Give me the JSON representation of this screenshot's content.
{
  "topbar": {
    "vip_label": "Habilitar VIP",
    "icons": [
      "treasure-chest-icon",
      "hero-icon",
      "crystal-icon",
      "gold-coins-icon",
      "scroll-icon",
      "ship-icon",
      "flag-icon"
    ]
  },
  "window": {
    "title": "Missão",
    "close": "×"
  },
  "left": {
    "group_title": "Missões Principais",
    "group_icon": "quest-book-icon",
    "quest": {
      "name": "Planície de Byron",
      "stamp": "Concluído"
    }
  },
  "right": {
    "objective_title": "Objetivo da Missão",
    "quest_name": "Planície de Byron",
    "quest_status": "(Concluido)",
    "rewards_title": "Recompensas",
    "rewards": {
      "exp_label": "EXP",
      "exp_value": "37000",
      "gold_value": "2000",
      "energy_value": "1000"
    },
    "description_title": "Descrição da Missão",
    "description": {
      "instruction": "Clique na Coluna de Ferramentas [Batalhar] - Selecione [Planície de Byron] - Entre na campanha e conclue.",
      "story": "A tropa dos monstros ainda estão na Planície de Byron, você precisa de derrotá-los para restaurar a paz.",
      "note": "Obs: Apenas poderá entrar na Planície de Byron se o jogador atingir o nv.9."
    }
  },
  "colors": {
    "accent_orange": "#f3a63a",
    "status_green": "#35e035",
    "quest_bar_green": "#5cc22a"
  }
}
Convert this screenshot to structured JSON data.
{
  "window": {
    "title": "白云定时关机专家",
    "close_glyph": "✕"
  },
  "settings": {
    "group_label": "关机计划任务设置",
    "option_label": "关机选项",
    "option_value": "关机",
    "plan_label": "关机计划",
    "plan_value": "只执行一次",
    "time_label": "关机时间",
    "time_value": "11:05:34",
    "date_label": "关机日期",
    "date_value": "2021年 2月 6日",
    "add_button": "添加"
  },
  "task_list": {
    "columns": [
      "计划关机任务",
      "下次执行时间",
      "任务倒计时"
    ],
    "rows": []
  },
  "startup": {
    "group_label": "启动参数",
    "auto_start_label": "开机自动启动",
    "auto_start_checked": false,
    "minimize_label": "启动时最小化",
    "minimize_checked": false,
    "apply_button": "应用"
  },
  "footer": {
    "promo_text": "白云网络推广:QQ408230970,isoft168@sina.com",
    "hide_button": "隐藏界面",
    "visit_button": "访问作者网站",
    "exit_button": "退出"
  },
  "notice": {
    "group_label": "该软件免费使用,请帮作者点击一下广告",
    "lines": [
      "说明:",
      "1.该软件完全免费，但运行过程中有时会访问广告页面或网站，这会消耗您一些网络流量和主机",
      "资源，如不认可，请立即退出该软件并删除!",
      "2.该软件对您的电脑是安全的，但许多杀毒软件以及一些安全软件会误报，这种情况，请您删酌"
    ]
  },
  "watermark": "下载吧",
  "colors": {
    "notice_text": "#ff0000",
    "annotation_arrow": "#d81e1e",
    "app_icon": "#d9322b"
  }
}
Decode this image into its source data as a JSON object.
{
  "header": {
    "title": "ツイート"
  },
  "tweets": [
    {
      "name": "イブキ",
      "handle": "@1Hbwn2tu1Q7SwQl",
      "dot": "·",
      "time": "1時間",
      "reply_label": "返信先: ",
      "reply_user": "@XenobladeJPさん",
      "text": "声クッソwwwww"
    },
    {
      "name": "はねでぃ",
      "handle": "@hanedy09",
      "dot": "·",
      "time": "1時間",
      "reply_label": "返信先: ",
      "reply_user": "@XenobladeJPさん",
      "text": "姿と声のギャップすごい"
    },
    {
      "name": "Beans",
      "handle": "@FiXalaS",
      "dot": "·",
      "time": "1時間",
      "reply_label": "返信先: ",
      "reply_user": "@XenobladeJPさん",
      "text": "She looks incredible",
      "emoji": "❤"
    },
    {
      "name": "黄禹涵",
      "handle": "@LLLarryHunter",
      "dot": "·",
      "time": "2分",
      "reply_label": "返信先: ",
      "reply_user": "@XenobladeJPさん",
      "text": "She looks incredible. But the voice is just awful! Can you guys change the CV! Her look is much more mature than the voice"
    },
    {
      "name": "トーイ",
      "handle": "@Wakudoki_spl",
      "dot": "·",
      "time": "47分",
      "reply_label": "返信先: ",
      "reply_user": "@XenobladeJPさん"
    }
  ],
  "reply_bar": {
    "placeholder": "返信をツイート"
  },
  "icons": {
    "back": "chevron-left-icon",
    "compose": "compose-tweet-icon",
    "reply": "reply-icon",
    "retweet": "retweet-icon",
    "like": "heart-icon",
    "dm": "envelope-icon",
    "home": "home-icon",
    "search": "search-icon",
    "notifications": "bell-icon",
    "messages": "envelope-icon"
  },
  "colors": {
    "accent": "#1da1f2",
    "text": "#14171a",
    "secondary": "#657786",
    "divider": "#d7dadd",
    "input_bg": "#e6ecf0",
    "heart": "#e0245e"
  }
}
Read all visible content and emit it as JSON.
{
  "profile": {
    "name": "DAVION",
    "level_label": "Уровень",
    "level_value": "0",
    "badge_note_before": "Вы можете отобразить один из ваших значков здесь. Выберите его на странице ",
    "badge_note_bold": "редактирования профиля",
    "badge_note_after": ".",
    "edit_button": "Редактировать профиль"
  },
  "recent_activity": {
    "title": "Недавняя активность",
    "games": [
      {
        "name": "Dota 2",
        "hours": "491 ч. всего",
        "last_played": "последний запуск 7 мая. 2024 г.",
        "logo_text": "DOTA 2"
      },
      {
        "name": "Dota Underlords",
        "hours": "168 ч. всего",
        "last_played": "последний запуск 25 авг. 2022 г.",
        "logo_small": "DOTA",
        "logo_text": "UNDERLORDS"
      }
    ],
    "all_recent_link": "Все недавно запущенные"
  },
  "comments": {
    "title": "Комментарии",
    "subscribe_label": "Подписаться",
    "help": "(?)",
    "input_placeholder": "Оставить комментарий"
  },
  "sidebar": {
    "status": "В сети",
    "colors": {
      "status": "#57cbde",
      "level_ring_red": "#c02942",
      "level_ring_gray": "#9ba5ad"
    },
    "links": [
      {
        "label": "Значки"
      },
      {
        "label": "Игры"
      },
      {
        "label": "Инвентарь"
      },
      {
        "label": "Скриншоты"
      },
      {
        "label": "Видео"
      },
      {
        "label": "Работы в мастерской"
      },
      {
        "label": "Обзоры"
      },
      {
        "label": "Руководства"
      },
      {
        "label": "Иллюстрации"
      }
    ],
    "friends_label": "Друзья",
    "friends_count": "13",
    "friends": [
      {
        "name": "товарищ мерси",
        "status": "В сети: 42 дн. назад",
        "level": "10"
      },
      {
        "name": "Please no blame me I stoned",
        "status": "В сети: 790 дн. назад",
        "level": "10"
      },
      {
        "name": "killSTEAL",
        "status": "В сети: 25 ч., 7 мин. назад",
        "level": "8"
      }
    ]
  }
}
────
» **Request**
Copy out every line that includes the word "looks".

» **Result of this task**
      "text": "She looks incredible",
      "text": "She looks incredible. But the voice is just awful! Can you guys change the CV! Her look is much more mature than the voice"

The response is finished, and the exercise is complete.